### Entries provided

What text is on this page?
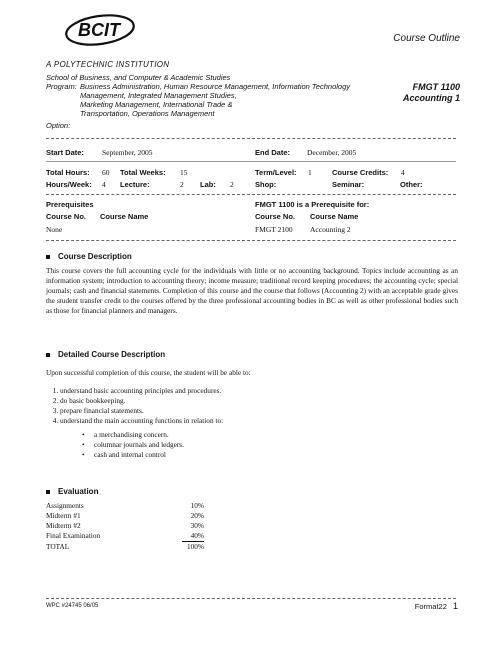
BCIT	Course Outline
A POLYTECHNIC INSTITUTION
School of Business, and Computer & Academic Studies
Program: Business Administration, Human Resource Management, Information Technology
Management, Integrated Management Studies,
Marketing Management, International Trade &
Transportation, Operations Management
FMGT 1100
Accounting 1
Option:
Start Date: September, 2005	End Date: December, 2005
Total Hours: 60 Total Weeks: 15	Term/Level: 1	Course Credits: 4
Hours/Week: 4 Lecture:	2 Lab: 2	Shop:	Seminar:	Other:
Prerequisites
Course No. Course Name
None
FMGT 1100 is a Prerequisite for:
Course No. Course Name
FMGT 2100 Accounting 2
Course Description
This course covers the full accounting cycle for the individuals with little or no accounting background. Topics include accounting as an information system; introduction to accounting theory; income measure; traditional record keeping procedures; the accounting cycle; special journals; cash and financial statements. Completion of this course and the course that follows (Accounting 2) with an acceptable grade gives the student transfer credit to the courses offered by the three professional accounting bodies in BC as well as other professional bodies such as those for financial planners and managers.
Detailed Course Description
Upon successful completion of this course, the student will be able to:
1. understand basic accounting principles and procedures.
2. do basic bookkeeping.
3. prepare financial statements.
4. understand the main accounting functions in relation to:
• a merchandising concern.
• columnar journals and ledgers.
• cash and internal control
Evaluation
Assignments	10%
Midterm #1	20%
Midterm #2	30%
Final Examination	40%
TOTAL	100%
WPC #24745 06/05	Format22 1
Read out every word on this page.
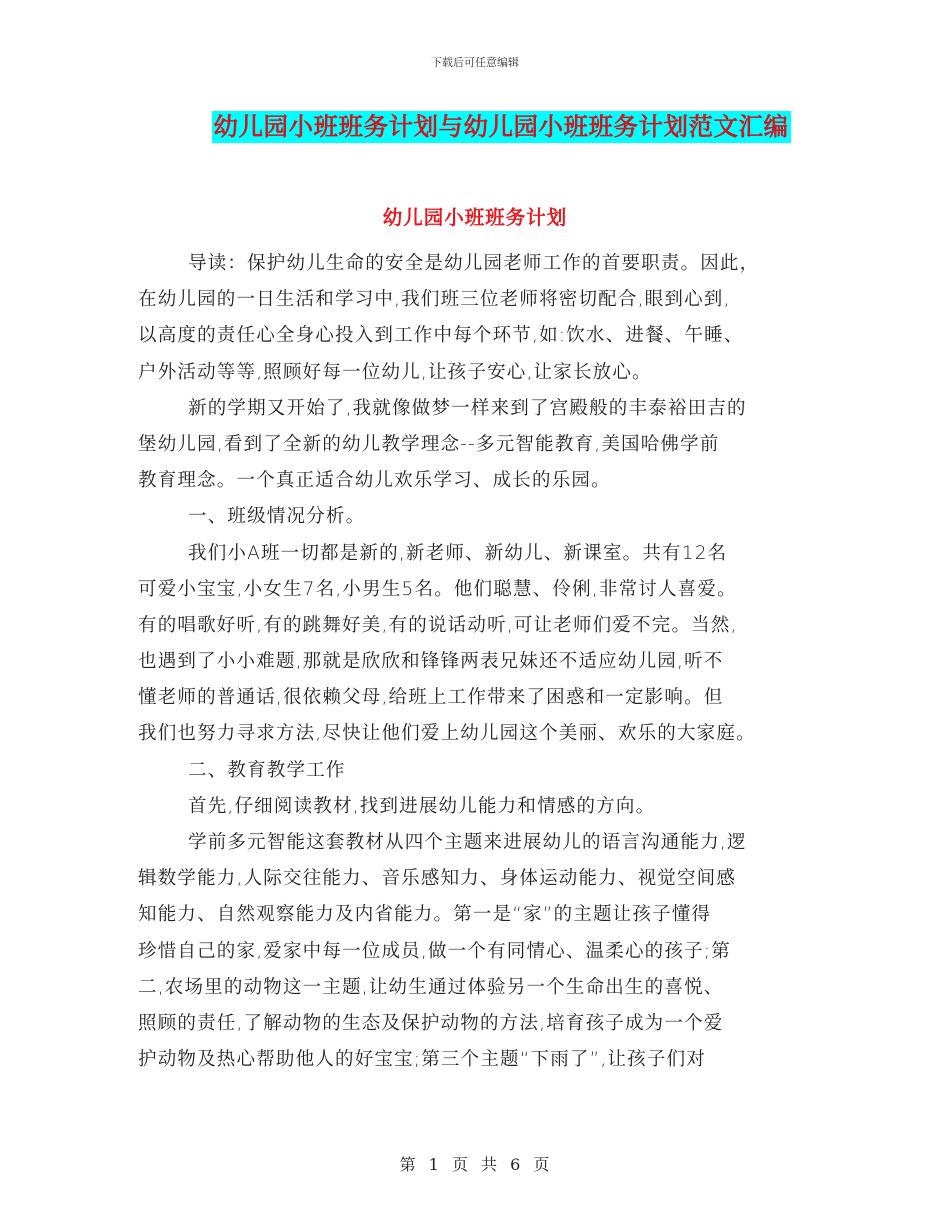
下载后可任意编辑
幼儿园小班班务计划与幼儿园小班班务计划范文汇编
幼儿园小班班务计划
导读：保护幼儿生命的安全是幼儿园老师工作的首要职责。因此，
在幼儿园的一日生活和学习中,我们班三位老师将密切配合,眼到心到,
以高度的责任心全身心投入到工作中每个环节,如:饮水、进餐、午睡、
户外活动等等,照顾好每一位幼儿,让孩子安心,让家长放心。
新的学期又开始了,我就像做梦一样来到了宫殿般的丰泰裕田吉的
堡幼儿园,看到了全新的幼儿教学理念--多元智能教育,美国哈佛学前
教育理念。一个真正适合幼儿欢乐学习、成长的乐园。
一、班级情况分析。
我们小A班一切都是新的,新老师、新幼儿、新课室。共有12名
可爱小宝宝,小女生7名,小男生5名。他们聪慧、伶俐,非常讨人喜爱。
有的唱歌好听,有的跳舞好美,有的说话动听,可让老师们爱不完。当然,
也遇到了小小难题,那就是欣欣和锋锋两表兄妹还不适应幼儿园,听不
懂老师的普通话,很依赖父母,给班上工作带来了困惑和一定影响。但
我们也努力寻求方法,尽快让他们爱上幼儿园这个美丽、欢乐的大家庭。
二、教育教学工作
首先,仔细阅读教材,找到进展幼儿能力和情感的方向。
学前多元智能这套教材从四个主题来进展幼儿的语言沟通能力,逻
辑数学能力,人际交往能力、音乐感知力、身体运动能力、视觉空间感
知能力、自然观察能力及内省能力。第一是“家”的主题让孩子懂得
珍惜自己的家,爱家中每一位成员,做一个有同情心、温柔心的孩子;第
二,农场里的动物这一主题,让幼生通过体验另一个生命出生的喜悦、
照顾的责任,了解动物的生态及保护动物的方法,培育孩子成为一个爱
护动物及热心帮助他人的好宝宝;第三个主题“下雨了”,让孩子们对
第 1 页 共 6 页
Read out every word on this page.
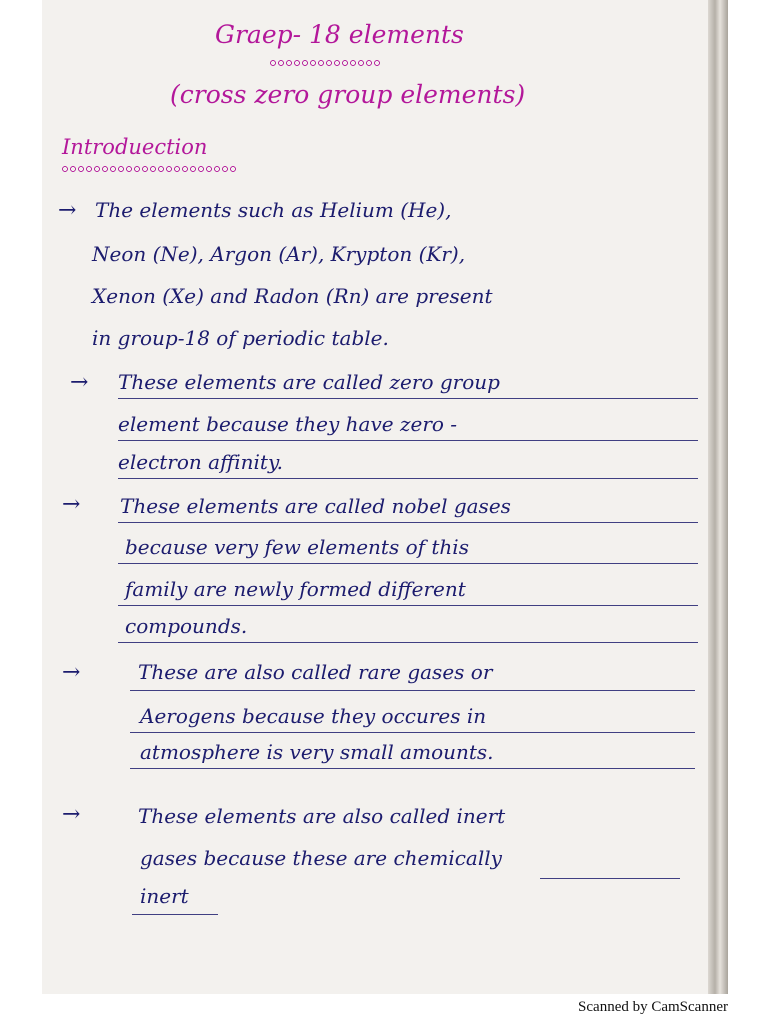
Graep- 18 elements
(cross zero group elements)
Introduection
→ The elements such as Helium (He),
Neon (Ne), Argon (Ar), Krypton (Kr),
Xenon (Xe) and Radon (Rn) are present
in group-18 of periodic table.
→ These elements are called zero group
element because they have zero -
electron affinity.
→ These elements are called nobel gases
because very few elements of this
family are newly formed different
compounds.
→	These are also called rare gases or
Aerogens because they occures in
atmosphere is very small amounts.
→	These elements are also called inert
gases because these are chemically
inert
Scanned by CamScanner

### The problem
Every line of the records that includes the word "inert" should be gathered.

### Solution below
→	These elements are also called inert
inert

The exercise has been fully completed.